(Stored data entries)
Begin
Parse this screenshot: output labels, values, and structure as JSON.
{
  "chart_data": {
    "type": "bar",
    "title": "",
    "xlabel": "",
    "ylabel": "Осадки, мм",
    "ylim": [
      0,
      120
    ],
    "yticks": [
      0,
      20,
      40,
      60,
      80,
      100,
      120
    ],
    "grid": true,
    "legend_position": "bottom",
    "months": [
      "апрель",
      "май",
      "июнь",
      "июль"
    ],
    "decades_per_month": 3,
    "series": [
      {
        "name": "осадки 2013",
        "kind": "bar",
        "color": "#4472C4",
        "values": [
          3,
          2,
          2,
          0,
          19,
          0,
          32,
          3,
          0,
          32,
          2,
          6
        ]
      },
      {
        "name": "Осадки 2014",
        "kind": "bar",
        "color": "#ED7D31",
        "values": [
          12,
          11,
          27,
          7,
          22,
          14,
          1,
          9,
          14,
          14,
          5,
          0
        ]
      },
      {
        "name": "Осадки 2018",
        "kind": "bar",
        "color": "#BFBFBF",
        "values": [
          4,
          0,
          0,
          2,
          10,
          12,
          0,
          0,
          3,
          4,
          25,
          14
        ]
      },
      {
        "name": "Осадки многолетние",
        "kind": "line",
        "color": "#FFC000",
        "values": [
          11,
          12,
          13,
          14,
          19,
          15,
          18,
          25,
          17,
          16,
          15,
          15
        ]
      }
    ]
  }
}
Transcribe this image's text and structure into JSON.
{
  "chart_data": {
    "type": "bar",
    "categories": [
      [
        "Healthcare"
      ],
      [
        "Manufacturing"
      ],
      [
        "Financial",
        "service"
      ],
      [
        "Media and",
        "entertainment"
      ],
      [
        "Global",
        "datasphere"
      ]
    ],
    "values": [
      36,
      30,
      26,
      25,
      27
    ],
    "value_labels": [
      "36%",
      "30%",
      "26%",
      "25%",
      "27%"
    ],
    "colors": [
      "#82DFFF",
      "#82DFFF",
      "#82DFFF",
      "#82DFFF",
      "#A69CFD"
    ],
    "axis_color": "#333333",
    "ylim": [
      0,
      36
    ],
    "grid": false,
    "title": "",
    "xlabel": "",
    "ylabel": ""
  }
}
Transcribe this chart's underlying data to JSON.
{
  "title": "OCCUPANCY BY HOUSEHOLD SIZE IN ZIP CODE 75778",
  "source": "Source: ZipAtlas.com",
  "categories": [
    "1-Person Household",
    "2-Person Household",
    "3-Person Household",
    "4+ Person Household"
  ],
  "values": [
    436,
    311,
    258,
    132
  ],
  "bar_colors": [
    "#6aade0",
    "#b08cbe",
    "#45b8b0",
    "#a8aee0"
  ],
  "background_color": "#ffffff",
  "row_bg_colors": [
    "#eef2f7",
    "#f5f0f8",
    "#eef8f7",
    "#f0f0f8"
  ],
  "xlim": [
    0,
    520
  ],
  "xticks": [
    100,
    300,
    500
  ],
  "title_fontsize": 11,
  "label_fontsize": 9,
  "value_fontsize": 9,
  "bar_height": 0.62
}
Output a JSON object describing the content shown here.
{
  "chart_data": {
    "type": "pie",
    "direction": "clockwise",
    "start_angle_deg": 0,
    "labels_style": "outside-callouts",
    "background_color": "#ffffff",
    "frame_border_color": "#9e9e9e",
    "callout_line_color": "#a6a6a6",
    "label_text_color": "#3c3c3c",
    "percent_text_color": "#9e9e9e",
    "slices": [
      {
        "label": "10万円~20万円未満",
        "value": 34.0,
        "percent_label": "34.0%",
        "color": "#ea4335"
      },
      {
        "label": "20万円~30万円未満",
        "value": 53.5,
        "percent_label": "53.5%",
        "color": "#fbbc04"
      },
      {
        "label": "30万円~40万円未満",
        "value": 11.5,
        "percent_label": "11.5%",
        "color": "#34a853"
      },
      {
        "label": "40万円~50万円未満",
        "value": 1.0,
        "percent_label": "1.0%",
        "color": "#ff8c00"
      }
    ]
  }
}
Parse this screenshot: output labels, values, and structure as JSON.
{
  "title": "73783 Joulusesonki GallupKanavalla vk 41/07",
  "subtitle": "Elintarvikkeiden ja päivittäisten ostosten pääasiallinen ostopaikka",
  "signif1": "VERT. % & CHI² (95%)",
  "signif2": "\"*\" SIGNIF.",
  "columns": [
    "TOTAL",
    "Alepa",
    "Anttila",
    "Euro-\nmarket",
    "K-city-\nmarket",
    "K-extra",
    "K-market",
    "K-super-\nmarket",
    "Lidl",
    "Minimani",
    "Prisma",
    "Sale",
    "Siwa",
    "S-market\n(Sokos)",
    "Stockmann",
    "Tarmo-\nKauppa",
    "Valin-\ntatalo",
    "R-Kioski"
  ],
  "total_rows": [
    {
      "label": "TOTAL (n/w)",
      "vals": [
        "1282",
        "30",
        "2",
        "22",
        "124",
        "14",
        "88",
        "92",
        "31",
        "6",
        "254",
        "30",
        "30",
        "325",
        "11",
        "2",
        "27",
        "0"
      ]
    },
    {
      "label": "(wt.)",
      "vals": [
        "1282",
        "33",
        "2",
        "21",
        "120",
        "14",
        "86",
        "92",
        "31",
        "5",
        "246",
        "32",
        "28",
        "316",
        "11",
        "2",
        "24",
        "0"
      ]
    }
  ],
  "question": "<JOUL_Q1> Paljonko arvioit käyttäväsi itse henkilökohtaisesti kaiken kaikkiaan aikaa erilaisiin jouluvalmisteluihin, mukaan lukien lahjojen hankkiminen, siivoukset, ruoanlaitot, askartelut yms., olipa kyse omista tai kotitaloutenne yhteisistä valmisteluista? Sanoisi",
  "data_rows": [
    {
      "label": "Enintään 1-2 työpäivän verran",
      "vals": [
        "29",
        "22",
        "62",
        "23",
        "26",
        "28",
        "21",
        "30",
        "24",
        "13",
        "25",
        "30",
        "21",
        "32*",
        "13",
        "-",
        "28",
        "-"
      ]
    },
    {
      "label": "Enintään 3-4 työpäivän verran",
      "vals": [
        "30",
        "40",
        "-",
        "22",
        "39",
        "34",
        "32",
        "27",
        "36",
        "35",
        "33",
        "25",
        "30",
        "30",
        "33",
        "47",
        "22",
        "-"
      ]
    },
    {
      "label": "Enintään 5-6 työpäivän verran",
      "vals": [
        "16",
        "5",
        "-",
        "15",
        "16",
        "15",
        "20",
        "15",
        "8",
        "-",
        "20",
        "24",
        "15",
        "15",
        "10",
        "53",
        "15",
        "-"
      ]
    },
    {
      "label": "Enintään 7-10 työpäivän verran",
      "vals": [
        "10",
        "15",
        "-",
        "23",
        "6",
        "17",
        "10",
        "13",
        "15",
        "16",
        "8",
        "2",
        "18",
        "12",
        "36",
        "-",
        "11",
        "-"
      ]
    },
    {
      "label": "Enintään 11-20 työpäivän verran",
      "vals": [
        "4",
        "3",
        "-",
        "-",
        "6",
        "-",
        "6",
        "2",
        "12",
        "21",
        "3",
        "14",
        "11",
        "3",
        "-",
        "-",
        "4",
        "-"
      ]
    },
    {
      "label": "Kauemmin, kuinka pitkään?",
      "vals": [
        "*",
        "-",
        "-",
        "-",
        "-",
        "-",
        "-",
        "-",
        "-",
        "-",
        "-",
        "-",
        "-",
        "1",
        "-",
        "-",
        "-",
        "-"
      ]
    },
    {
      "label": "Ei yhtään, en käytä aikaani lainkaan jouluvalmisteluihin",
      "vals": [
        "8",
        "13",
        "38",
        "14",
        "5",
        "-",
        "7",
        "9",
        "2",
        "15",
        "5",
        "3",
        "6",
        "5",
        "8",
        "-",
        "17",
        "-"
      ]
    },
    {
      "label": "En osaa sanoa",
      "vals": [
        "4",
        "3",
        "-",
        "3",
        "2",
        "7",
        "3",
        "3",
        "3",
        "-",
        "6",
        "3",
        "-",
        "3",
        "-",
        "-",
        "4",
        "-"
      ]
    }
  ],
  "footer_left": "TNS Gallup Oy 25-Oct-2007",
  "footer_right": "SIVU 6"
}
End
What to work on: Check each line above for the string "Transcribe" and report how many lines have it, giving only the number.

Worked solution: 2